Passage —
By JOHN HOWELL Citing statements by state leaders that the system of truck tolls now under construction is designed to disproportionately place the cost of bridge repairs on trucks passing through the state and not the locals, the Rhode Island Truckers
Citing statements by state leaders that the system of truck tolls now under construction is designed to disproportionately place the cost of bridge repairs on trucks passing through the state and not the locals, the Rhode Island Truckers Association is sounding confident it will win an injunction ending tolls of tractor trailers and a revenue stream to help fund the state’s RhodeWorks program.
Last week, after the state abandoned its effort to have the truckers’ case heard in the state courts on the basis that the tolls are a state tax, rather than a fee, the American Truckers Association representing the state organization filed for the injunction in U.S. District Court in Providence.

Data provided —
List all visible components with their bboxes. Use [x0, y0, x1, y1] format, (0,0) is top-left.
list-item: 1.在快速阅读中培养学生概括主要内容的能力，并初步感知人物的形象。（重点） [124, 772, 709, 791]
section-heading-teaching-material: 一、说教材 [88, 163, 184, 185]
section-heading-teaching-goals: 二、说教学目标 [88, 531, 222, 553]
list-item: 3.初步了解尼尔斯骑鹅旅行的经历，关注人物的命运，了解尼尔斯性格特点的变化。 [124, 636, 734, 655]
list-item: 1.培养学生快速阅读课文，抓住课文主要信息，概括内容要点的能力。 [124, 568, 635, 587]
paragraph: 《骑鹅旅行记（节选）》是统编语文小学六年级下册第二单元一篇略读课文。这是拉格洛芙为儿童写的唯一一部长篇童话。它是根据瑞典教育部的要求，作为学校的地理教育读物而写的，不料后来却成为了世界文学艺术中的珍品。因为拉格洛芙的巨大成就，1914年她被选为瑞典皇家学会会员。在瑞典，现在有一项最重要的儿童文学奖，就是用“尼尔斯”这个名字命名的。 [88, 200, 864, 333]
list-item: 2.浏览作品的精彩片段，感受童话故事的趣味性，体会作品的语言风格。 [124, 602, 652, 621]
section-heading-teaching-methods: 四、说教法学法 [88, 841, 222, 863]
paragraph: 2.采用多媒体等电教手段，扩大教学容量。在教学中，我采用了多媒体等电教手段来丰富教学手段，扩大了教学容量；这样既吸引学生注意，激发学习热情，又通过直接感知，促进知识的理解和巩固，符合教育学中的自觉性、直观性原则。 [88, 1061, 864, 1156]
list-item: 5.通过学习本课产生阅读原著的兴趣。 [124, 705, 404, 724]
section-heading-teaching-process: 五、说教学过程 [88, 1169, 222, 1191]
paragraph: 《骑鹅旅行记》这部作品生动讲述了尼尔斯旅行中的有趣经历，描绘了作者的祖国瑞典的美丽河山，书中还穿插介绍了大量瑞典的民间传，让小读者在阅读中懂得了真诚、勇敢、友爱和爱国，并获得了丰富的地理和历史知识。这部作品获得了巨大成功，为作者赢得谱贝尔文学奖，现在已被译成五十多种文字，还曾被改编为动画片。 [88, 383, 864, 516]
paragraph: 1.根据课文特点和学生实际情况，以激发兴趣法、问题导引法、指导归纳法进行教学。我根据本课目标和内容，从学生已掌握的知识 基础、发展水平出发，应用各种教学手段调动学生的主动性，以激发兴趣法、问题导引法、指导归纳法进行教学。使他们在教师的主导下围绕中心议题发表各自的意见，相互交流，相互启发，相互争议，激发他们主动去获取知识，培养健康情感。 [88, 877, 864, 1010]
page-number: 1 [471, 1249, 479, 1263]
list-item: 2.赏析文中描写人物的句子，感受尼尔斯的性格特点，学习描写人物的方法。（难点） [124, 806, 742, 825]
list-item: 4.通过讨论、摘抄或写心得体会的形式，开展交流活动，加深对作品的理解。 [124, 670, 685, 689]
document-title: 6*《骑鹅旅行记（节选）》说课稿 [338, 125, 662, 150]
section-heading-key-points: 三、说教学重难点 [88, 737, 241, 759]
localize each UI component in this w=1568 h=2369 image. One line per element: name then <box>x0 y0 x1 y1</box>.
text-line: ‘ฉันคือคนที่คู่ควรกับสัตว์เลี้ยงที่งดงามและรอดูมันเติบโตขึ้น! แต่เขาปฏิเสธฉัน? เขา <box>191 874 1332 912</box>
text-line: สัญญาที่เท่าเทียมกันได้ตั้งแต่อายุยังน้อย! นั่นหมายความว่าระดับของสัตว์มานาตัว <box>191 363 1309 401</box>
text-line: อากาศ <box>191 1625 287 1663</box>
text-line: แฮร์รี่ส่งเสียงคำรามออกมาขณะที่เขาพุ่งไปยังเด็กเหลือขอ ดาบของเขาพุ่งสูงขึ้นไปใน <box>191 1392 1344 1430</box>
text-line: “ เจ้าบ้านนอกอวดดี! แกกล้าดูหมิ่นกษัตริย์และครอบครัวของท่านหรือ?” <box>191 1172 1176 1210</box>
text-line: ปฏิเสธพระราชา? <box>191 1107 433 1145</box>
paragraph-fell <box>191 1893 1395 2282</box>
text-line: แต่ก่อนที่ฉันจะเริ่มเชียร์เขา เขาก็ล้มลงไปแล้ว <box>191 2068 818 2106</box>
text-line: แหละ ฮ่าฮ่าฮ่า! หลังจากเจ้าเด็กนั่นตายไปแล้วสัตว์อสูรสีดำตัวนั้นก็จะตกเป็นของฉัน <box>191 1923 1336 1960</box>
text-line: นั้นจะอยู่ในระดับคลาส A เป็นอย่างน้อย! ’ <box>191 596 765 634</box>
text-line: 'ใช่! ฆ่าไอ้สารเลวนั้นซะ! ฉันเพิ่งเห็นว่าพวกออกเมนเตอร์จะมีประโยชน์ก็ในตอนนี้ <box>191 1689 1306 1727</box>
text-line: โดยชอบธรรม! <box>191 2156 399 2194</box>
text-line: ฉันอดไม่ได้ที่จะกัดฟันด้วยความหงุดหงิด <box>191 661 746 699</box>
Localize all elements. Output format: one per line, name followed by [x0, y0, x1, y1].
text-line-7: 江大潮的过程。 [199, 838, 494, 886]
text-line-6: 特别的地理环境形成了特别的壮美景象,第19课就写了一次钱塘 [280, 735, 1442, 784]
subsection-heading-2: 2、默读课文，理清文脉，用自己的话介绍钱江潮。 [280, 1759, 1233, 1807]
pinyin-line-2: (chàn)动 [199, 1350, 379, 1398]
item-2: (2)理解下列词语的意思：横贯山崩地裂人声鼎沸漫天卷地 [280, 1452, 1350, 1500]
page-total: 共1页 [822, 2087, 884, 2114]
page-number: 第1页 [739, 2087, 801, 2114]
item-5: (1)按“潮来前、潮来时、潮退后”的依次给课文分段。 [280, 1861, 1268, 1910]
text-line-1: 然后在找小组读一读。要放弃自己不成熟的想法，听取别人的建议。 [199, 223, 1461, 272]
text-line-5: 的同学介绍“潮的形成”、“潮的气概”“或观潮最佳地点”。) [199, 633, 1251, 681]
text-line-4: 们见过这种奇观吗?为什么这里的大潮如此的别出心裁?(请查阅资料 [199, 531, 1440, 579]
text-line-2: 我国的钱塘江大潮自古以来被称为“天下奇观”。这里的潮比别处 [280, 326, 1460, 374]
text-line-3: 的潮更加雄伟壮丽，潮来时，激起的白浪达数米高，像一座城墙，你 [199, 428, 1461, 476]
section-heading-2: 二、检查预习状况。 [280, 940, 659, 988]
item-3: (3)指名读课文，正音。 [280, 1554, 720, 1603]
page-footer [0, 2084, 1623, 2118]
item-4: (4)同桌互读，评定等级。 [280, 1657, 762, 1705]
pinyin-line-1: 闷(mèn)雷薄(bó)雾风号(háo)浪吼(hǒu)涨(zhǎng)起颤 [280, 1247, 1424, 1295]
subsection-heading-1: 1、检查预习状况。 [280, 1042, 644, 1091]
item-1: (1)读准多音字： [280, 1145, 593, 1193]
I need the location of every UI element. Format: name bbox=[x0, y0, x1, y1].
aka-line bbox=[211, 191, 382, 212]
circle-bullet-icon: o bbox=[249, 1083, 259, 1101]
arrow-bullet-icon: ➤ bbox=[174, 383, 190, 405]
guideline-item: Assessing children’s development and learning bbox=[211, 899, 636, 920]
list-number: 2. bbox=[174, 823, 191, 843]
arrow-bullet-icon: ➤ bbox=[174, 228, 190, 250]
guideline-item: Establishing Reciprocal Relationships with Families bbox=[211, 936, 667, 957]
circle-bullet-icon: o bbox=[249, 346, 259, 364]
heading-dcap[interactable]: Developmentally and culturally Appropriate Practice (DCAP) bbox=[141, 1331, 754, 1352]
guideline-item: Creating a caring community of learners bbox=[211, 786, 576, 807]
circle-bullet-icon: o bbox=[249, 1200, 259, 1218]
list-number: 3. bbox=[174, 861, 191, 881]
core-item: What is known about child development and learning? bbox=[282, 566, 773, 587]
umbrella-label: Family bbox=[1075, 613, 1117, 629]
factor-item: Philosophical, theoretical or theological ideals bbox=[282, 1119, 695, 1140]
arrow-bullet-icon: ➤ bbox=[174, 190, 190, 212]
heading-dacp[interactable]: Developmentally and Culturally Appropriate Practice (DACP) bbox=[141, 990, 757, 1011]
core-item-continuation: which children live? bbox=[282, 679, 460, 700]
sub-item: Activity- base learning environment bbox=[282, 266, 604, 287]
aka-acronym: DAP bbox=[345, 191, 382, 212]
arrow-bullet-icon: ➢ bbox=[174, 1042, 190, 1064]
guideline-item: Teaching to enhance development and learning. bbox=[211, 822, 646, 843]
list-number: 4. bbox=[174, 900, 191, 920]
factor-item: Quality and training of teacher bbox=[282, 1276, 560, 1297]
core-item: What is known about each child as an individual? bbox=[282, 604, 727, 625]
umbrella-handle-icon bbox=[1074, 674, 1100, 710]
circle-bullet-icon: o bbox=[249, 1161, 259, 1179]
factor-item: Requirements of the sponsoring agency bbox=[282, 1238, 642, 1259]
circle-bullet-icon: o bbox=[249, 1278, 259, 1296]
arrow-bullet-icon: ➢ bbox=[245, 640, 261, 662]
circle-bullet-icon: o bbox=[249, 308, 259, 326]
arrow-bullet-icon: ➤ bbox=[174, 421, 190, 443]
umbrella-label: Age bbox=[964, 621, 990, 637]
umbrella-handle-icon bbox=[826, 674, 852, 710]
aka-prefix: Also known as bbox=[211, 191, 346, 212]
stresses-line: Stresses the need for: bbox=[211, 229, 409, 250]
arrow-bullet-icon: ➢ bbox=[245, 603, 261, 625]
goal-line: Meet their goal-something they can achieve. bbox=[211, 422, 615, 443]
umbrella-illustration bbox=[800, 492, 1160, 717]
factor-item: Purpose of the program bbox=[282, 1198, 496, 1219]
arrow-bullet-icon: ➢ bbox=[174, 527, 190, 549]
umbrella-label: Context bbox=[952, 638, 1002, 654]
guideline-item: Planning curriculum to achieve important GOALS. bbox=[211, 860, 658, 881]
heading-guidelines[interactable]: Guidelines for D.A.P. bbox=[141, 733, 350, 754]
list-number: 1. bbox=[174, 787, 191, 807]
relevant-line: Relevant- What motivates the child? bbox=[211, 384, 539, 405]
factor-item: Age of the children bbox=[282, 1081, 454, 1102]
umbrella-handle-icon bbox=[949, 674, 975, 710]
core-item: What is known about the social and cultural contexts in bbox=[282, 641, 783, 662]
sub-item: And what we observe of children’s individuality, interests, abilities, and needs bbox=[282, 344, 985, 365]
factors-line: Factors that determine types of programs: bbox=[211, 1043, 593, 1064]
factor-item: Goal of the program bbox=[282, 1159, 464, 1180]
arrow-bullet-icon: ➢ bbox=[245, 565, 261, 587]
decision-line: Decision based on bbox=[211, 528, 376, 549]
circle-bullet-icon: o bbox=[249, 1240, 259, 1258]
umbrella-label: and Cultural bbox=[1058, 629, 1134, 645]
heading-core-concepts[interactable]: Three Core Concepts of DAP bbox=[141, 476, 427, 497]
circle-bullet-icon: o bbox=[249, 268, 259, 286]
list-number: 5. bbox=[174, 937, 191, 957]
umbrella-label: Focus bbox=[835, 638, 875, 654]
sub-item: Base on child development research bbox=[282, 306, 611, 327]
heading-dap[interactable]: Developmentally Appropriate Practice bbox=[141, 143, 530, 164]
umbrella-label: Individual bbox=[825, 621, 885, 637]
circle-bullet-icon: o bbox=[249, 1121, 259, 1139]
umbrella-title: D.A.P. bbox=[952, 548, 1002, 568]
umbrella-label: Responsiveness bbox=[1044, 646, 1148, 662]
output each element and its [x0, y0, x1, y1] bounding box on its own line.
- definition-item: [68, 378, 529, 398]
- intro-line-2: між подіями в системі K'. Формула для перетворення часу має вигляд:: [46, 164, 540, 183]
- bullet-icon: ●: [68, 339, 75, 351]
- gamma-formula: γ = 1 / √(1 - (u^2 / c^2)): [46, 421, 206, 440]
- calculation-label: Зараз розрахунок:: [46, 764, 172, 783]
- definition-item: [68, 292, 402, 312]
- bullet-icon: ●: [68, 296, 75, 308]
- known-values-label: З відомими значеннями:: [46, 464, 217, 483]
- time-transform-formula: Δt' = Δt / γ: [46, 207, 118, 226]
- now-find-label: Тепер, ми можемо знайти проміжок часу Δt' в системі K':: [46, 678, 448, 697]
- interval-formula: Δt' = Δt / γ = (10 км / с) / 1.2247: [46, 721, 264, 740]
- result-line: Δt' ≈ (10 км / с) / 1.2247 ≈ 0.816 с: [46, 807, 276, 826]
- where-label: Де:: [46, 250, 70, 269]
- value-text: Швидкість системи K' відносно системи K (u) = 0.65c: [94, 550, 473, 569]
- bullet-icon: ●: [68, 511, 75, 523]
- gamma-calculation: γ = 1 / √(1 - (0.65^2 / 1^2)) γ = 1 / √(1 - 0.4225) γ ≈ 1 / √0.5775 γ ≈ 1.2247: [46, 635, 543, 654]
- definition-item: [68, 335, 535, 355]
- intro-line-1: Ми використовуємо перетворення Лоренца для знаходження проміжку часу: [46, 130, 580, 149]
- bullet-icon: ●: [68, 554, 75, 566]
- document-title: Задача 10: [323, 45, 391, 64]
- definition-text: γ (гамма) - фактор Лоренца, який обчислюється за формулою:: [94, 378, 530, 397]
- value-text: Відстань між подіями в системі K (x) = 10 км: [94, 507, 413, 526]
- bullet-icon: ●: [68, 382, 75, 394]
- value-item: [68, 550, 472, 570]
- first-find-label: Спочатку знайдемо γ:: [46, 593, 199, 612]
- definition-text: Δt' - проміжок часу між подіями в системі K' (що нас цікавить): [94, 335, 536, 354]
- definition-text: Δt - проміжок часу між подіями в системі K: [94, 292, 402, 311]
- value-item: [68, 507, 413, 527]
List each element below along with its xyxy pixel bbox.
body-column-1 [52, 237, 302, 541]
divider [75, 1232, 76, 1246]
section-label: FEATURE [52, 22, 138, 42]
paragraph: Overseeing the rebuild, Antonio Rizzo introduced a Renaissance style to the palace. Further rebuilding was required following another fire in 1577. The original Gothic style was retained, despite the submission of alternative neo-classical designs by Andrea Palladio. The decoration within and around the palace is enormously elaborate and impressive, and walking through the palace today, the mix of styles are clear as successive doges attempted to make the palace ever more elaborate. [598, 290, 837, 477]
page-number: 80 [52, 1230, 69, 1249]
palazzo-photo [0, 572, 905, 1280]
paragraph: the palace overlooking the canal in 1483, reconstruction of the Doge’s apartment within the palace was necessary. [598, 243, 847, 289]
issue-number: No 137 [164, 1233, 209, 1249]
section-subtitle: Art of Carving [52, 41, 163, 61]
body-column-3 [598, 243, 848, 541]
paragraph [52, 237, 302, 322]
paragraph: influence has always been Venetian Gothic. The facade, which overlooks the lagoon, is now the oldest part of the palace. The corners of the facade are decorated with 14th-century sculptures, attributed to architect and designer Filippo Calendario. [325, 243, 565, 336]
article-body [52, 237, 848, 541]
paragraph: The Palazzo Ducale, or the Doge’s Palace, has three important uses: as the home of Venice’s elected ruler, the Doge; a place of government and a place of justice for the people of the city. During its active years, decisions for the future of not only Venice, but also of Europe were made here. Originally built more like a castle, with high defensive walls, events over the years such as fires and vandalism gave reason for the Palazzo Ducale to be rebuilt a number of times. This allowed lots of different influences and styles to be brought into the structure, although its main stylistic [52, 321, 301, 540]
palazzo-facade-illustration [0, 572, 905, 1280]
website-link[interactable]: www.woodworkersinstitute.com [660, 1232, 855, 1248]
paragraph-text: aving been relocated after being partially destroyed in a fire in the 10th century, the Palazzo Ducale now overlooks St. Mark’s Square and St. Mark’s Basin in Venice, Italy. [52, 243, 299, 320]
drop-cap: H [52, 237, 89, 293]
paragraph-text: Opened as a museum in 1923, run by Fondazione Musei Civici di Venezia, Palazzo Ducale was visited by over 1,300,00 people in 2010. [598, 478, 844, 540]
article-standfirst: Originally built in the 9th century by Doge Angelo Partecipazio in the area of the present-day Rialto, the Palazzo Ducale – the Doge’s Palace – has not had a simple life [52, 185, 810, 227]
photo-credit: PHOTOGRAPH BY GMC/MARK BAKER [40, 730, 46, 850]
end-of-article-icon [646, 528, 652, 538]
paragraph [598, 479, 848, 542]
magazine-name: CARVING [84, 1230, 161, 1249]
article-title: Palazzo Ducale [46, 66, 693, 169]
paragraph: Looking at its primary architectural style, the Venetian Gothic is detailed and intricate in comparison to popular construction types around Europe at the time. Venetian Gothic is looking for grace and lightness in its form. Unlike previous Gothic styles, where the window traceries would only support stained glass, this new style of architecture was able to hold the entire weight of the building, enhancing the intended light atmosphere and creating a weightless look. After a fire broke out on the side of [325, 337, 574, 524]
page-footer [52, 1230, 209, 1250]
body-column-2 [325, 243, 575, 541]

Assignment 1 — In the truck tolls article, update the part starting with "By JOHN HOWELL" and going on through "state’s RhodeWorks program.", putting "charges" in place of "tolls" everywhere.
Assignment 2 — According to the truck tolls article, in which court did the American Truckers Association file for the injunction?

Exercise solution 1 —
By JOHN HOWELL Citing statements by state leaders that the system of truck charges now under construction is designed to disproportionately place the cost of bridge repairs on trucks passing through the state and not the locals, the Rhode Island Truckers
Citing statements by state leaders that the system of truck charges now under construction is designed to disproportionately place the cost of bridge repairs on trucks passing through the state and not the locals, the Rhode Island Truckers Association is sounding confident it will win an injunction ending charges of tractor trailers and a revenue stream to help fund the state’s RhodeWorks program.

Exercise solution 2 — U.S. District Court in Providence.